■ **Goal of the exercise**
Write out the listing exactly as it is given.
==== Information provided ====
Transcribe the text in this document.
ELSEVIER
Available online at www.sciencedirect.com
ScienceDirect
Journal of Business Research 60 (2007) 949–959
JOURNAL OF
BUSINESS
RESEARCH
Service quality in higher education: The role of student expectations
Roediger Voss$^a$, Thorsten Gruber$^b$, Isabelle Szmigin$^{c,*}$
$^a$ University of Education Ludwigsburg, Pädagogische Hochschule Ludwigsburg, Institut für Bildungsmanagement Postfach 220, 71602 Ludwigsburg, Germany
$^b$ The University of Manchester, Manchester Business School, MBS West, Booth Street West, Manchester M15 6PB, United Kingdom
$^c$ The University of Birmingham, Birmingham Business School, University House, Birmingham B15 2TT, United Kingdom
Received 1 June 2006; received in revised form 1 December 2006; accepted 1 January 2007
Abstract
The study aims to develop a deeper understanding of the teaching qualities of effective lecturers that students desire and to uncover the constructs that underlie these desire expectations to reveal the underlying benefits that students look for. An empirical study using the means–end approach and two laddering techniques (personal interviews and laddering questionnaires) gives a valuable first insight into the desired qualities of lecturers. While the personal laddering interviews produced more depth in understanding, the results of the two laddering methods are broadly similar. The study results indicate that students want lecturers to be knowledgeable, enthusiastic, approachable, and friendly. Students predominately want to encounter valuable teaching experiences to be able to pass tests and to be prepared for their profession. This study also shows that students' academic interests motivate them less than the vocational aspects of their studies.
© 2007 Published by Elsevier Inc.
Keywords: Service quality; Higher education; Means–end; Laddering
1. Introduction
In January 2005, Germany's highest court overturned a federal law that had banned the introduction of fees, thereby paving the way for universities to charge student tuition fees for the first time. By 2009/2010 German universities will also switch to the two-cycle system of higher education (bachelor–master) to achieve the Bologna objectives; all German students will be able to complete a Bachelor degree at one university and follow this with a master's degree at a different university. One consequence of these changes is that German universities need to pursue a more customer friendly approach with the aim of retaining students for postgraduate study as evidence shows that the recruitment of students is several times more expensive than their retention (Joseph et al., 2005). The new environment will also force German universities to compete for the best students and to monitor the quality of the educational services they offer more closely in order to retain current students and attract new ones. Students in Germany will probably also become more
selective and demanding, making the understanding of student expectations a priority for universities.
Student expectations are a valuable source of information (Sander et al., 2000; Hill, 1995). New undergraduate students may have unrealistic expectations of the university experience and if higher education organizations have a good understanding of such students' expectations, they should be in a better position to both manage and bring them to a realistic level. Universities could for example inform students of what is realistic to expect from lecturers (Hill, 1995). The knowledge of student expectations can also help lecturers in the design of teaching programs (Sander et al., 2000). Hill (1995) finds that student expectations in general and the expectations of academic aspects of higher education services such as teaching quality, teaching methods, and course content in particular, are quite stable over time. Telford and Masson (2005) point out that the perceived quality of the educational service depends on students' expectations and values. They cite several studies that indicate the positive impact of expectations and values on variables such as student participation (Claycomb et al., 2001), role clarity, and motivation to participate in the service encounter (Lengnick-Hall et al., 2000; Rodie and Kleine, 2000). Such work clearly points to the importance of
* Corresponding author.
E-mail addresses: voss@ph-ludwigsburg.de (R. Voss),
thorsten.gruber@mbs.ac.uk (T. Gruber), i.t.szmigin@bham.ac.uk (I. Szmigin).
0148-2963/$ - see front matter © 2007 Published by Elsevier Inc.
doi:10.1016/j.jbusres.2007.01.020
====
■ **Response**
Transcribe the text in this document.
ELSEVIER
Available online at www.sciencedirect.com
ScienceDirect
Journal of Business Research 60 (2007) 949–959
JOURNAL OF
BUSINESS
RESEARCH
Service quality in higher education: The role of student expectations
Roediger Voss$^a$, Thorsten Gruber$^b$, Isabelle Szmigin$^{c,*}$
$^a$ University of Education Ludwigsburg, Pädagogische Hochschule Ludwigsburg, Institut für Bildungsmanagement Postfach 220, 71602 Ludwigsburg, Germany
$^b$ The University of Manchester, Manchester Business School, MBS West, Booth Street West, Manchester M15 6PB, United Kingdom
$^c$ The University of Birmingham, Birmingham Business School, University House, Birmingham B15 2TT, United Kingdom
Received 1 June 2006; received in revised form 1 December 2006; accepted 1 January 2007
Abstract
The study aims to develop a deeper understanding of the teaching qualities of effective lecturers that students desire and to uncover the constructs that underlie these desire expectations to reveal the underlying benefits that students look for. An empirical study using the means–end approach and two laddering techniques (personal interviews and laddering questionnaires) gives a valuable first insight into the desired qualities of lecturers. While the personal laddering interviews produced more depth in understanding, the results of the two laddering methods are broadly similar. The study results indicate that students want lecturers to be knowledgeable, enthusiastic, approachable, and friendly. Students predominately want to encounter valuable teaching experiences to be able to pass tests and to be prepared for their profession. This study also shows that students' academic interests motivate them less than the vocational aspects of their studies.
© 2007 Published by Elsevier Inc.
Keywords: Service quality; Higher education; Means–end; Laddering
1. Introduction
In January 2005, Germany's highest court overturned a federal law that had banned the introduction of fees, thereby paving the way for universities to charge student tuition fees for the first time. By 2009/2010 German universities will also switch to the two-cycle system of higher education (bachelor–master) to achieve the Bologna objectives; all German students will be able to complete a Bachelor degree at one university and follow this with a master's degree at a different university. One consequence of these changes is that German universities need to pursue a more customer friendly approach with the aim of retaining students for postgraduate study as evidence shows that the recruitment of students is several times more expensive than their retention (Joseph et al., 2005). The new environment will also force German universities to compete for the best students and to monitor the quality of the educational services they offer more closely in order to retain current students and attract new ones. Students in Germany will probably also become more
selective and demanding, making the understanding of student expectations a priority for universities.
Student expectations are a valuable source of information (Sander et al., 2000; Hill, 1995). New undergraduate students may have unrealistic expectations of the university experience and if higher education organizations have a good understanding of such students' expectations, they should be in a better position to both manage and bring them to a realistic level. Universities could for example inform students of what is realistic to expect from lecturers (Hill, 1995). The knowledge of student expectations can also help lecturers in the design of teaching programs (Sander et al., 2000). Hill (1995) finds that student expectations in general and the expectations of academic aspects of higher education services such as teaching quality, teaching methods, and course content in particular, are quite stable over time. Telford and Masson (2005) point out that the perceived quality of the educational service depends on students' expectations and values. They cite several studies that indicate the positive impact of expectations and values on variables such as student participation (Claycomb et al., 2001), role clarity, and motivation to participate in the service encounter (Lengnick-Hall et al., 2000; Rodie and Kleine, 2000). Such work clearly points to the importance of
* Corresponding author.
E-mail addresses: voss@ph-ludwigsburg.de (R. Voss),
thorsten.gruber@mbs.ac.uk (T. Gruber), i.t.szmigin@bham.ac.uk (I. Szmigin).
0148-2963/$ - see front matter © 2007 Published by Elsevier Inc.
doi:10.1016/j.jbusres.2007.01.020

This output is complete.